• [Your objective] Filter the listing and keep only the lines with the word "Count".

-- begin Data listing --

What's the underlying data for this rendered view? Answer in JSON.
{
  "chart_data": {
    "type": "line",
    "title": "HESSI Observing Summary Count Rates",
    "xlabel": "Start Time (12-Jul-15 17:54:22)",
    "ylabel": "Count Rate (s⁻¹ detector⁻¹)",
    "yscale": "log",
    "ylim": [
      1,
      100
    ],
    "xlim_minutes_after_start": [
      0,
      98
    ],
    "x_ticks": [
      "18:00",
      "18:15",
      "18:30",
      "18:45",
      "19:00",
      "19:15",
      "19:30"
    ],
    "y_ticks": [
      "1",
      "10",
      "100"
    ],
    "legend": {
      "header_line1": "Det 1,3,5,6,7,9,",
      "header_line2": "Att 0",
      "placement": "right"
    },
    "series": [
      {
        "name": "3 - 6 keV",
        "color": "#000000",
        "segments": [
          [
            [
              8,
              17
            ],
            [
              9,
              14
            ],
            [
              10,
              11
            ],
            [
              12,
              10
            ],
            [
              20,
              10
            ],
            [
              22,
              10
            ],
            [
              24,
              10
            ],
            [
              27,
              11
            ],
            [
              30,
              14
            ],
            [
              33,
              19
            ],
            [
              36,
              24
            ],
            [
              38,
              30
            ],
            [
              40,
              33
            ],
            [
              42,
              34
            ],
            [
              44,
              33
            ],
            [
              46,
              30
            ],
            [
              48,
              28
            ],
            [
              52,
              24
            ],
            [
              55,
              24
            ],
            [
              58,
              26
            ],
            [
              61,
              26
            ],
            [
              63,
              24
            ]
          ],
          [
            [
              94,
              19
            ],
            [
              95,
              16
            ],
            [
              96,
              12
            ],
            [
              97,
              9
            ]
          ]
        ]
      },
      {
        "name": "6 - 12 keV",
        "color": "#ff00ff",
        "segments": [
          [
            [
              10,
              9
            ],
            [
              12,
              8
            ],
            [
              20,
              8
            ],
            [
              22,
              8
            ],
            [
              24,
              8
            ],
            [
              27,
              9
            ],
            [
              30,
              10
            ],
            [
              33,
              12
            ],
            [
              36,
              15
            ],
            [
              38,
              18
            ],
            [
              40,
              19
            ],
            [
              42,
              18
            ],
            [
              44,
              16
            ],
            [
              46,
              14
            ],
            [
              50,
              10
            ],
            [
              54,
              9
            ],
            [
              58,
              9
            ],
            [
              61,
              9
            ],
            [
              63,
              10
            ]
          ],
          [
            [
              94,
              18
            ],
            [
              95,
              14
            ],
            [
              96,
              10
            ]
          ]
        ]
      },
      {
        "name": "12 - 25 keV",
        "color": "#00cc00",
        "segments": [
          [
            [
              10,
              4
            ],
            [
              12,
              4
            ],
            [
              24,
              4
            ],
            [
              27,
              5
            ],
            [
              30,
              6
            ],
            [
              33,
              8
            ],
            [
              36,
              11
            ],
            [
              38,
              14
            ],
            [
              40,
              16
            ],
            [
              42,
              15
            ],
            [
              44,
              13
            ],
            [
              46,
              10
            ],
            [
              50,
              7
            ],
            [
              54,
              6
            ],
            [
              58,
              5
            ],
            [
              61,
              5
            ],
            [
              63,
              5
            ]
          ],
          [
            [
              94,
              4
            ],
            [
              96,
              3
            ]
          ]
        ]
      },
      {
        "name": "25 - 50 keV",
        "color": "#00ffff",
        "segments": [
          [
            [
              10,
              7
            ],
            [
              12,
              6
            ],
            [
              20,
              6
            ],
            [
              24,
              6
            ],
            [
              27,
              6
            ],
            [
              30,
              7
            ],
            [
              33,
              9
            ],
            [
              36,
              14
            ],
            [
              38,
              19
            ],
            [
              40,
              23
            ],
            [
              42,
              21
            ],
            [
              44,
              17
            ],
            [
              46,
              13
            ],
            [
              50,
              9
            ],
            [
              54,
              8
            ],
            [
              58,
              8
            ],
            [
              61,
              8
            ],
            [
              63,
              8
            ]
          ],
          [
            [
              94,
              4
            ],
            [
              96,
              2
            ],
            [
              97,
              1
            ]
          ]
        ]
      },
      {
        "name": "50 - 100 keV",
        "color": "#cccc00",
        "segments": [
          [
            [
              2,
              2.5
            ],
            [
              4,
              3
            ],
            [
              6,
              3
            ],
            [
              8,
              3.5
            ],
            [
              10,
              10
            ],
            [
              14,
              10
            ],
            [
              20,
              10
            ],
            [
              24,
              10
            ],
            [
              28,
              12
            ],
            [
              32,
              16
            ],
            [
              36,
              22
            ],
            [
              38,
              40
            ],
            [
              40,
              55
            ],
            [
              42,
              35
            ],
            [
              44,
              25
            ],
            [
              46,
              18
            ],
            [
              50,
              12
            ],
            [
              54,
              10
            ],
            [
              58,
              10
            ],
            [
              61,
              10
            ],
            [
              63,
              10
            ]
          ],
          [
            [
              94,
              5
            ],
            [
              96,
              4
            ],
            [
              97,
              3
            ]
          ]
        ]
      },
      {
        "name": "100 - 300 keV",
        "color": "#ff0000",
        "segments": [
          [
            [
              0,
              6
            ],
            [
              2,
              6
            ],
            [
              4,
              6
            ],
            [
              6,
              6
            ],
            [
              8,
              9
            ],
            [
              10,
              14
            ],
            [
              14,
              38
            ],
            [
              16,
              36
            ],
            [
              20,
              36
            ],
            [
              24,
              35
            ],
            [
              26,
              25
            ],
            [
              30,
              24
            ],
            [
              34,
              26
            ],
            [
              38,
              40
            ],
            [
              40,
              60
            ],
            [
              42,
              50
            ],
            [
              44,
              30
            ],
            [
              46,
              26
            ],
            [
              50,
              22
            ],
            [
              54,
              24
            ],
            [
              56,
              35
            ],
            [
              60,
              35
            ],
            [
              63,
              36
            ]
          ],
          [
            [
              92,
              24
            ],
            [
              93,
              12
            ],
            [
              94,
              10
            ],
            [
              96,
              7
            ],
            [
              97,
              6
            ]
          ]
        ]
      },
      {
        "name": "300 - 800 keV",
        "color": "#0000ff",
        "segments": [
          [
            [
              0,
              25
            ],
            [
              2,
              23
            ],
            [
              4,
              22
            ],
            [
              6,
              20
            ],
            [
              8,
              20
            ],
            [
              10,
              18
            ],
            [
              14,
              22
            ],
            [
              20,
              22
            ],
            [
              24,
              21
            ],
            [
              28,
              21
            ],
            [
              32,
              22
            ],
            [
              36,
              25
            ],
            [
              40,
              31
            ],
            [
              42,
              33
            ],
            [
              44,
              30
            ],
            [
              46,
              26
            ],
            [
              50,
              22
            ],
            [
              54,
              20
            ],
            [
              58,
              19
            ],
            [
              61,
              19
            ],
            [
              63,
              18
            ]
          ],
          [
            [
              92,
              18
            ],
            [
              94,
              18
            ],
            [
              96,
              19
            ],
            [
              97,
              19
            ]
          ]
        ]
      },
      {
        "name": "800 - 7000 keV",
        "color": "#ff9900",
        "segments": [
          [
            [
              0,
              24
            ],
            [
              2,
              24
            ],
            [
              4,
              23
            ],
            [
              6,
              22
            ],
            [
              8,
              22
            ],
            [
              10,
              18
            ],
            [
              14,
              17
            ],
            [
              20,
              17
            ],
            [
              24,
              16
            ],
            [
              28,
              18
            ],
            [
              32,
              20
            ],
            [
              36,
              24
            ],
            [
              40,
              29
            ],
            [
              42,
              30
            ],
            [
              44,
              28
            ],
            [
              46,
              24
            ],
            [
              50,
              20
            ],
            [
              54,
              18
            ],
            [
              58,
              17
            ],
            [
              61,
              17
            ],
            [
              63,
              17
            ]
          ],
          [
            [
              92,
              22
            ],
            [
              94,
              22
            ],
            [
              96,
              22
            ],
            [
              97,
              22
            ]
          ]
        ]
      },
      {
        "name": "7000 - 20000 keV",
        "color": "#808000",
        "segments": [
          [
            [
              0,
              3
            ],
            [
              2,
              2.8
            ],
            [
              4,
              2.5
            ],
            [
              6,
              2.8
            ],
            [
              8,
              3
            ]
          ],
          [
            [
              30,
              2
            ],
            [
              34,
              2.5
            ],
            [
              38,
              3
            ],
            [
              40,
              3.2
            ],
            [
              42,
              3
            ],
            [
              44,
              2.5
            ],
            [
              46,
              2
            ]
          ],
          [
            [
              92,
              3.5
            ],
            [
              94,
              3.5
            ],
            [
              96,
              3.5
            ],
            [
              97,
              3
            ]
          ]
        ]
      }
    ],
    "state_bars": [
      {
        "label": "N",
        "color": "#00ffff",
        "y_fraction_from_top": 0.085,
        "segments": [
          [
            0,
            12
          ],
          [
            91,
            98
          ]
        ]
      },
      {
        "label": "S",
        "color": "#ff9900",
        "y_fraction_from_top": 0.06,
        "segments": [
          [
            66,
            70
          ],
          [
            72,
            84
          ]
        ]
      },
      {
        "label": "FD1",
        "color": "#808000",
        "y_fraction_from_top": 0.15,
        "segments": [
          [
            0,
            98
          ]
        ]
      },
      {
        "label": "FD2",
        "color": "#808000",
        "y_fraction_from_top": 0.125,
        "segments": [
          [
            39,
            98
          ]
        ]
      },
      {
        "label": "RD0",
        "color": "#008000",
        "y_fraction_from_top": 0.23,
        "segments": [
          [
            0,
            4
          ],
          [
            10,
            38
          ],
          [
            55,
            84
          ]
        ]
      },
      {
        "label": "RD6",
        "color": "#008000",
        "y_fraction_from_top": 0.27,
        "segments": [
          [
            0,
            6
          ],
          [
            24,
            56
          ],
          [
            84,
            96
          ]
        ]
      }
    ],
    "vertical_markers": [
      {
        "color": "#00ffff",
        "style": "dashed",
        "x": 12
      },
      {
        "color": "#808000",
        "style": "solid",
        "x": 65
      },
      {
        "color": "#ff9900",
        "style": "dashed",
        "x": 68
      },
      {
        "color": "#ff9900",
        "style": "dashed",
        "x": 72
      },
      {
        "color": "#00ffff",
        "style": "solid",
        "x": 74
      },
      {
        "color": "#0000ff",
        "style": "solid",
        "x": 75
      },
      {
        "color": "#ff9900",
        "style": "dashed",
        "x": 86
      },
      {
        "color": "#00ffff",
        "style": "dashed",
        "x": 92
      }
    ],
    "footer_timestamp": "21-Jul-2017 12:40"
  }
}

-- end Data listing --

• [Reply to the task]
    "title": "HESSI Observing Summary Count Rates",
    "ylabel": "Count Rate (s⁻¹ detector⁻¹)",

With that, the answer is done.